(BRANO DEL DOCUMENTO):
========================
Zelensky escluso dal vertice dell'Aja mentre si discute l'aumento delle spese militari al 5% del PIL
The show must go on. Mentre resta la suspense per un possibile trilaterale Trump-Zelensky-Putin a Istanbul, i ministri degli Esteri alleati s'incontrano nella città costiera di Antalya - brulicante di resort zeppi di turisti russi - per un incontro informale in vista del vertice dei leader dell'Aja di fine giugno. Qualunque cosa accada sul fronte ucraino, l'alleanza atlantica deve procedere con il suo piano di riforma, che riporta al centro la difesa e la deterrenza (e che prevede l'aumento al 5% delle spese militari). Ma c'è anche spazio per un giallo. Al momento Volodymyr Zelensky non è ancora stato invitato all'Aja, a causa della contrarietà degli Usa. E molti alleati - la maggioranza - sono perplessi.
Ora come ora, infatti, le partecipazioni - lo apprende l'ANSA da fonti diplomatiche - sono state inviate solo ai quattro partner asiatici: Giappone, Corea del sud, Australia e Nuova Zelanda. Il programma sarà molto stringato, in contrasto con quanto accaduto negli scorsi anni, per evitare possibili frizioni con Donald Trump. In calendario ci sarà dunque una cena offerta ai leader dai reali olandesi la sera del 24 giugno - dove appunto è prevista la partecipazione dei partner asiatici - mentre la sessione vera e propria, dedicata all'aumento della spesa militare e alla definitiva adozione degli obiettivi di capacità, si terrà mercoledì 25 giugno. Dunque - ma non è detto che la situazione cambi - non è previsto un Consiglio Nato-Ucraina dei leader, come invece è avvenuto in passato (un'ipotesi, almeno per non escludere del tutto Kiev, è di organizzarlo al livello di ministri degli Esteri e della Difesa, che parteciperanno al vertice).
========================
(COSA FARE): Secondo il brano, a quali paesi sono stati inviati finora gli inviti al vertice dell'Aja? Per rispondere basati soltanto sul brano.

(Dati di previsione dei riquadri di delimitazione):
========================
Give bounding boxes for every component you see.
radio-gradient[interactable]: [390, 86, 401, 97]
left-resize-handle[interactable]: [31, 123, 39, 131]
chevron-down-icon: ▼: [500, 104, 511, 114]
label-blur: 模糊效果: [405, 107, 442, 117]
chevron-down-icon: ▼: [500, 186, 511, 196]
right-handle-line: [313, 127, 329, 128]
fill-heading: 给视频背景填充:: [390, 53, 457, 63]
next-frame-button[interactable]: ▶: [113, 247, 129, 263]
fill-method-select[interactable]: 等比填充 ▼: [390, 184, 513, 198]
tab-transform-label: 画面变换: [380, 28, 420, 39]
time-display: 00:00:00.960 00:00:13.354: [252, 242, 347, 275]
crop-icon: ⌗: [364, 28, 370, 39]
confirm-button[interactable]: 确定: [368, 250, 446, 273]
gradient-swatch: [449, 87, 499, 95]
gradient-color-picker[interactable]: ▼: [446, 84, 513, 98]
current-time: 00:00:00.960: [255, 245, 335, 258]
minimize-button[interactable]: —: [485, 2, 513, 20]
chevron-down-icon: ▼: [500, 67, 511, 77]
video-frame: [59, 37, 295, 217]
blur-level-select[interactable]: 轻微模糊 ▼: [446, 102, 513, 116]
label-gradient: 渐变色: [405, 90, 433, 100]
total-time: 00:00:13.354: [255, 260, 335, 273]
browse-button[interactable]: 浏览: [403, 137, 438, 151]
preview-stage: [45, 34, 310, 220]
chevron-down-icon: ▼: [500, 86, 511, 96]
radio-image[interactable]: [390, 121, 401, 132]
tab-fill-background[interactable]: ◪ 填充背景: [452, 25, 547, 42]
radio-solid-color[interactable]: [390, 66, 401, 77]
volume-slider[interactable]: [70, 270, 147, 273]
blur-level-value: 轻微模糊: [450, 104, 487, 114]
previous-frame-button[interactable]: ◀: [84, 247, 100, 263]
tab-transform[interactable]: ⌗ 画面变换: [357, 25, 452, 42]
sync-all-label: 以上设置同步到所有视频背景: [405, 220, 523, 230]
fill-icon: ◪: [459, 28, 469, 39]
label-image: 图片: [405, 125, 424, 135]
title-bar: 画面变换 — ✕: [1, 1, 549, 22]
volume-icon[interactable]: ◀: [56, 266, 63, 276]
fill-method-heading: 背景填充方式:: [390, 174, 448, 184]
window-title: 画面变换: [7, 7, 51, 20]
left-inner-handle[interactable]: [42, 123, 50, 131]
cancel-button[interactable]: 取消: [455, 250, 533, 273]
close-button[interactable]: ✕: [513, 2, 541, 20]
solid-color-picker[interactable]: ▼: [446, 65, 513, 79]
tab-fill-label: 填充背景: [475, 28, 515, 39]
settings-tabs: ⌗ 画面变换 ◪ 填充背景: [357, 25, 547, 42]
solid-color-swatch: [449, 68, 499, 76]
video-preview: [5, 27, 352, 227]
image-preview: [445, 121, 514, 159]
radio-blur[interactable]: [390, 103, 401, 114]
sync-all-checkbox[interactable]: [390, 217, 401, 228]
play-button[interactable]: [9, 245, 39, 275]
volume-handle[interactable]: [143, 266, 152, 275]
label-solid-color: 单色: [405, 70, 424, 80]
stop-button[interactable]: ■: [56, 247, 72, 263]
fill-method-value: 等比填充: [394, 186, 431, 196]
========================
(SPAZIO RISPOSTA): Giappone, Corea del sud, Australia e Nuova Zelanda.